Goal => Identify each line below that contains the word "from", and copy it out.
** Start of Records for this exercise **
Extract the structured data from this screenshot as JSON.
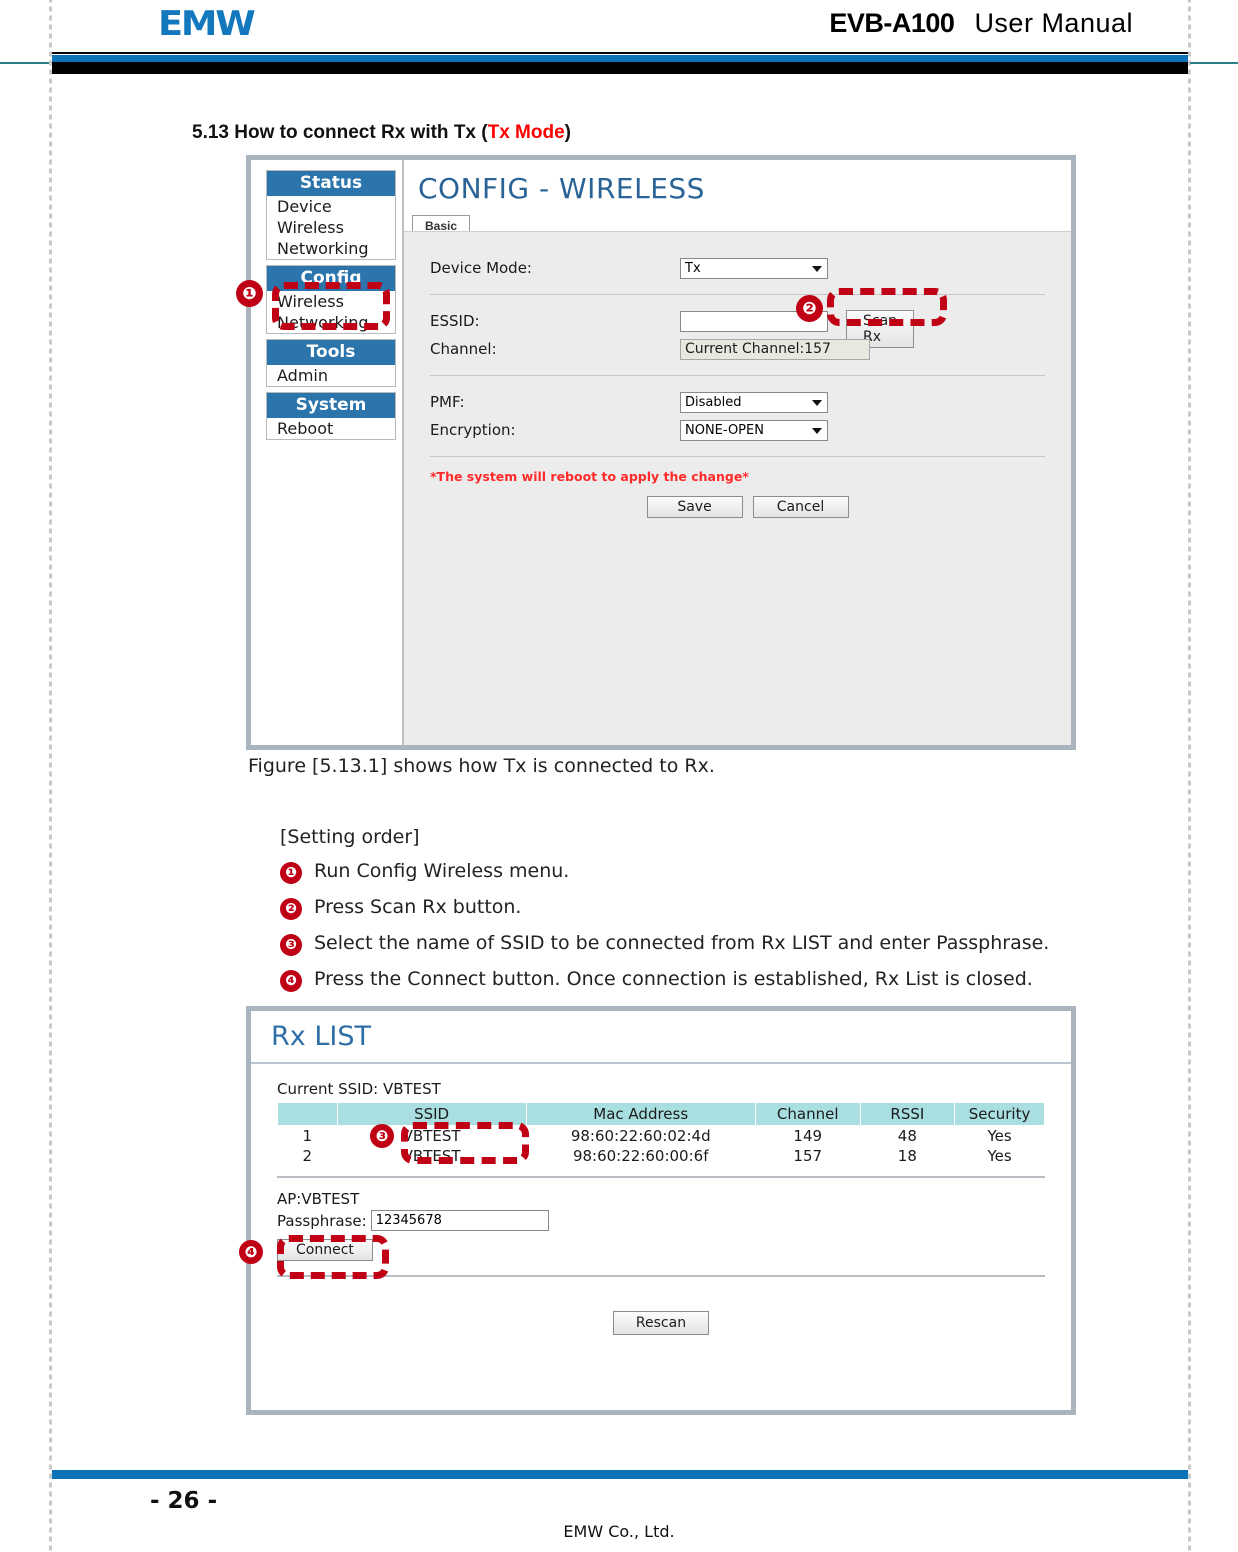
{
  "header": {
    "logo_text": "EMW",
    "model": "EVB-A100",
    "doc_type": "User  Manual"
  },
  "section": {
    "number_title": "5.13 How to connect Rx with Tx (",
    "highlight": "Tx Mode",
    "closing": ")"
  },
  "config_screenshot": {
    "sidebar": [
      {
        "header": "Status",
        "items": [
          "Device",
          "Wireless",
          "Networking"
        ]
      },
      {
        "header": "Config",
        "items": [
          "Wireless",
          "Networking"
        ]
      },
      {
        "header": "Tools",
        "items": [
          "Admin"
        ]
      },
      {
        "header": "System",
        "items": [
          "Reboot"
        ]
      }
    ],
    "page_title": "CONFIG - WIRELESS",
    "tab": "Basic",
    "fields": {
      "device_mode_label": "Device Mode:",
      "device_mode_value": "Tx",
      "essid_label": "ESSID:",
      "essid_value": "",
      "scan_rx_button": "Scan Rx",
      "channel_label": "Channel:",
      "channel_value": "Current Channel:157",
      "pmf_label": "PMF:",
      "pmf_value": "Disabled",
      "encryption_label": "Encryption:",
      "encryption_value": "NONE-OPEN"
    },
    "warning": "*The system will reboot to apply the change*",
    "save_button": "Save",
    "cancel_button": "Cancel",
    "annotations": {
      "one": "❶",
      "two": "❷"
    }
  },
  "figure_caption": "Figure [5.13.1] shows how Tx is connected to Rx.",
  "setting_order": {
    "title": "[Setting order]",
    "steps": [
      {
        "num": "❶",
        "text": "Run Config Wireless menu."
      },
      {
        "num": "❷",
        "text": "Press Scan Rx button."
      },
      {
        "num": "❸",
        "text": "Select the name of SSID to be connected from Rx LIST and enter Passphrase."
      },
      {
        "num": "❹",
        "text": "Press the Connect button. Once connection is established, Rx List is closed."
      }
    ]
  },
  "rx_list_screenshot": {
    "title": "Rx LIST",
    "current_ssid": "Current SSID: VBTEST",
    "columns": [
      "",
      "SSID",
      "Mac Address",
      "Channel",
      "RSSI",
      "Security"
    ],
    "rows": [
      {
        "idx": "1",
        "ssid": "VBTEST",
        "mac": "98:60:22:60:02:4d",
        "channel": "149",
        "rssi": "48",
        "security": "Yes"
      },
      {
        "idx": "2",
        "ssid": "VBTEST",
        "mac": "98:60:22:60:00:6f",
        "channel": "157",
        "rssi": "18",
        "security": "Yes"
      }
    ],
    "ap_label": "AP:VBTEST",
    "passphrase_label": "Passphrase:",
    "passphrase_value": "12345678",
    "connect_button": "Connect",
    "rescan_button": "Rescan",
    "annotations": {
      "three": "❸",
      "four": "❹"
    }
  },
  "footer": {
    "page_number": "- 26 -",
    "company": "EMW Co., Ltd."
  },
  "colors": {
    "brand_blue": "#0d73b8",
    "nav_blue": "#2b74ac",
    "annotation_red": "#c00014",
    "warning_red": "#ff2a2a",
    "table_header_teal": "#a9dfe1"
  }
}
** End of Records for this exercise **
Solution for this exercise =>
Extract the structured data from this screenshot as JSON.
        "text": "Select the name of SSID to be connected from Rx LIST and enter Passphrase."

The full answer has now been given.